> Aim of the task
Without altering anything, repeat each of the records.

> Stored entries
•••••

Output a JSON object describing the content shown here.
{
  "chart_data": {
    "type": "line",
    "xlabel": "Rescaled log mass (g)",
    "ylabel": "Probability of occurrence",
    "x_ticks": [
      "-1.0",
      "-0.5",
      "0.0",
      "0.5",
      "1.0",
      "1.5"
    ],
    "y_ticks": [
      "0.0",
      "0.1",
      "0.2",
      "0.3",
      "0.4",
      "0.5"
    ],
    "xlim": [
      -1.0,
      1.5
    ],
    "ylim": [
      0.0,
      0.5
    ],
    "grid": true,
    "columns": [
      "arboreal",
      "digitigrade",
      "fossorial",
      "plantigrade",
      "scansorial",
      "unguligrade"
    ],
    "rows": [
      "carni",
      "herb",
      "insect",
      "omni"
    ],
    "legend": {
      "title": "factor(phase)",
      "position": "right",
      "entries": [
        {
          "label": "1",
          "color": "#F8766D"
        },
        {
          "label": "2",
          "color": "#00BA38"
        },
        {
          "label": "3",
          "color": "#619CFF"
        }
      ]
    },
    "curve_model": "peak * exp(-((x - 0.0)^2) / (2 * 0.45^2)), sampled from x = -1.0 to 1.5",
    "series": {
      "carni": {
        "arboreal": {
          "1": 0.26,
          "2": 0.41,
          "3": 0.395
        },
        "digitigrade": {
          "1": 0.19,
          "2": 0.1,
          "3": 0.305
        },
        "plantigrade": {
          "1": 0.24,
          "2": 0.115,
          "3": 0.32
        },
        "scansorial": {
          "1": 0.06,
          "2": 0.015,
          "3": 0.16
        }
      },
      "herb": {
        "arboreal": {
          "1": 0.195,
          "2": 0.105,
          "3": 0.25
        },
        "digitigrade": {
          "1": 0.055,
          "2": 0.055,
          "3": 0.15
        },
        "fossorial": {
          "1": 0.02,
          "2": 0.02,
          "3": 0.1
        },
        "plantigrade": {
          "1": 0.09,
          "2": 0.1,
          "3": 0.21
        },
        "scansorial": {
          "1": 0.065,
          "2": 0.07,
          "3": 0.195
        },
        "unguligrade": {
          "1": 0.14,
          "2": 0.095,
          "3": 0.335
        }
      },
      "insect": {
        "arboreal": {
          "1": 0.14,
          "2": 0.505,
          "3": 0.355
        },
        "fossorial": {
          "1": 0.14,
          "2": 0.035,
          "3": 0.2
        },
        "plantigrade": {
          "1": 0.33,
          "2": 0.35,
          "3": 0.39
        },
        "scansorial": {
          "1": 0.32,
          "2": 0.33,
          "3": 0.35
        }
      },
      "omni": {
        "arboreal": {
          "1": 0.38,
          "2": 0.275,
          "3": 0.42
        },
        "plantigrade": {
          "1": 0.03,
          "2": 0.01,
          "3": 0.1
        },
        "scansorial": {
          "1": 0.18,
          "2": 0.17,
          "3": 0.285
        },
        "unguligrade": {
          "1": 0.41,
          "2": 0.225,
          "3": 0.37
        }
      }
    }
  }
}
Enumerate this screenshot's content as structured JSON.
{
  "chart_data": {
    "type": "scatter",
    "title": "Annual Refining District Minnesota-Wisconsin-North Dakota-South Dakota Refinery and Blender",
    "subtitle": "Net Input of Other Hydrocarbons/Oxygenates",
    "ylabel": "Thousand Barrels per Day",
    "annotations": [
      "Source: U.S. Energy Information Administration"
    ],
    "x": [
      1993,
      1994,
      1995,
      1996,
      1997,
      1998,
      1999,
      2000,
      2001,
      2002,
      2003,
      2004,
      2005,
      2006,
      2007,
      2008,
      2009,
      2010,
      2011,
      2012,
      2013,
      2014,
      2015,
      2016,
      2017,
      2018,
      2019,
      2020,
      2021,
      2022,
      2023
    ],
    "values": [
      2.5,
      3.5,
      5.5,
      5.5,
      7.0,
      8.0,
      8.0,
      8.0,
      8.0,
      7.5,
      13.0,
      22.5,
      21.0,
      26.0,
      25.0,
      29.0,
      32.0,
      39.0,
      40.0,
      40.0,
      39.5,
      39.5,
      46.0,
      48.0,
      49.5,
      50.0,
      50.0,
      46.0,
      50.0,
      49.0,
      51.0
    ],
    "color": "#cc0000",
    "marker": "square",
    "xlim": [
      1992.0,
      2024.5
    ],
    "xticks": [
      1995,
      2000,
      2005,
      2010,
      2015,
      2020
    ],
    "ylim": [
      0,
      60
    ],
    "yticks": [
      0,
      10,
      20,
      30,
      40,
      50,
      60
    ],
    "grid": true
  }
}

•••••

> Full answer
Output a JSON object describing the content shown here.
{
  "chart_data": {
    "type": "line",
    "xlabel": "Rescaled log mass (g)",
    "ylabel": "Probability of occurrence",
    "x_ticks": [
      "-1.0",
      "-0.5",
      "0.0",
      "0.5",
      "1.0",
      "1.5"
    ],
    "y_ticks": [
      "0.0",
      "0.1",
      "0.2",
      "0.3",
      "0.4",
      "0.5"
    ],
    "xlim": [
      -1.0,
      1.5
    ],
    "ylim": [
      0.0,
      0.5
    ],
    "grid": true,
    "columns": [
      "arboreal",
      "digitigrade",
      "fossorial",
      "plantigrade",
      "scansorial",
      "unguligrade"
    ],
    "rows": [
      "carni",
      "herb",
      "insect",
      "omni"
    ],
    "legend": {
      "title": "factor(phase)",
      "position": "right",
      "entries": [
        {
          "label": "1",
          "color": "#F8766D"
        },
        {
          "label": "2",
          "color": "#00BA38"
        },
        {
          "label": "3",
          "color": "#619CFF"
        }
      ]
    },
    "curve_model": "peak * exp(-((x - 0.0)^2) / (2 * 0.45^2)), sampled from x = -1.0 to 1.5",
    "series": {
      "carni": {
        "arboreal": {
          "1": 0.26,
          "2": 0.41,
          "3": 0.395
        },
        "digitigrade": {
          "1": 0.19,
          "2": 0.1,
          "3": 0.305
        },
        "plantigrade": {
          "1": 0.24,
          "2": 0.115,
          "3": 0.32
        },
        "scansorial": {
          "1": 0.06,
          "2": 0.015,
          "3": 0.16
        }
      },
      "herb": {
        "arboreal": {
          "1": 0.195,
          "2": 0.105,
          "3": 0.25
        },
        "digitigrade": {
          "1": 0.055,
          "2": 0.055,
          "3": 0.15
        },
        "fossorial": {
          "1": 0.02,
          "2": 0.02,
          "3": 0.1
        },
        "plantigrade": {
          "1": 0.09,
          "2": 0.1,
          "3": 0.21
        },
        "scansorial": {
          "1": 0.065,
          "2": 0.07,
          "3": 0.195
        },
        "unguligrade": {
          "1": 0.14,
          "2": 0.095,
          "3": 0.335
        }
      },
      "insect": {
        "arboreal": {
          "1": 0.14,
          "2": 0.505,
          "3": 0.355
        },
        "fossorial": {
          "1": 0.14,
          "2": 0.035,
          "3": 0.2
        },
        "plantigrade": {
          "1": 0.33,
          "2": 0.35,
          "3": 0.39
        },
        "scansorial": {
          "1": 0.32,
          "2": 0.33,
          "3": 0.35
        }
      },
      "omni": {
        "arboreal": {
          "1": 0.38,
          "2": 0.275,
          "3": 0.42
        },
        "plantigrade": {
          "1": 0.03,
          "2": 0.01,
          "3": 0.1
        },
        "scansorial": {
          "1": 0.18,
          "2": 0.17,
          "3": 0.285
        },
        "unguligrade": {
          "1": 0.41,
          "2": 0.225,
          "3": 0.37
        }
      }
    }
  }
}
Enumerate this screenshot's content as structured JSON.
{
  "chart_data": {
    "type": "scatter",
    "title": "Annual Refining District Minnesota-Wisconsin-North Dakota-South Dakota Refinery and Blender",
    "subtitle": "Net Input of Other Hydrocarbons/Oxygenates",
    "ylabel": "Thousand Barrels per Day",
    "annotations": [
      "Source: U.S. Energy Information Administration"
    ],
    "x": [
      1993,
      1994,
      1995,
      1996,
      1997,
      1998,
      1999,
      2000,
      2001,
      2002,
      2003,
      2004,
      2005,
      2006,
      2007,
      2008,
      2009,
      2010,
      2011,
      2012,
      2013,
      2014,
      2015,
      2016,
      2017,
      2018,
      2019,
      2020,
      2021,
      2022,
      2023
    ],
    "values": [
      2.5,
      3.5,
      5.5,
      5.5,
      7.0,
      8.0,
      8.0,
      8.0,
      8.0,
      7.5,
      13.0,
      22.5,
      21.0,
      26.0,
      25.0,
      29.0,
      32.0,
      39.0,
      40.0,
      40.0,
      39.5,
      39.5,
      46.0,
      48.0,
      49.5,
      50.0,
      50.0,
      46.0,
      50.0,
      49.0,
      51.0
    ],
    "color": "#cc0000",
    "marker": "square",
    "xlim": [
      1992.0,
      2024.5
    ],
    "xticks": [
      1995,
      2000,
      2005,
      2010,
      2015,
      2020
    ],
    "ylim": [
      0,
      60
    ],
    "yticks": [
      0,
      10,
      20,
      30,
      40,
      50,
      60
    ],
    "grid": true
  }
}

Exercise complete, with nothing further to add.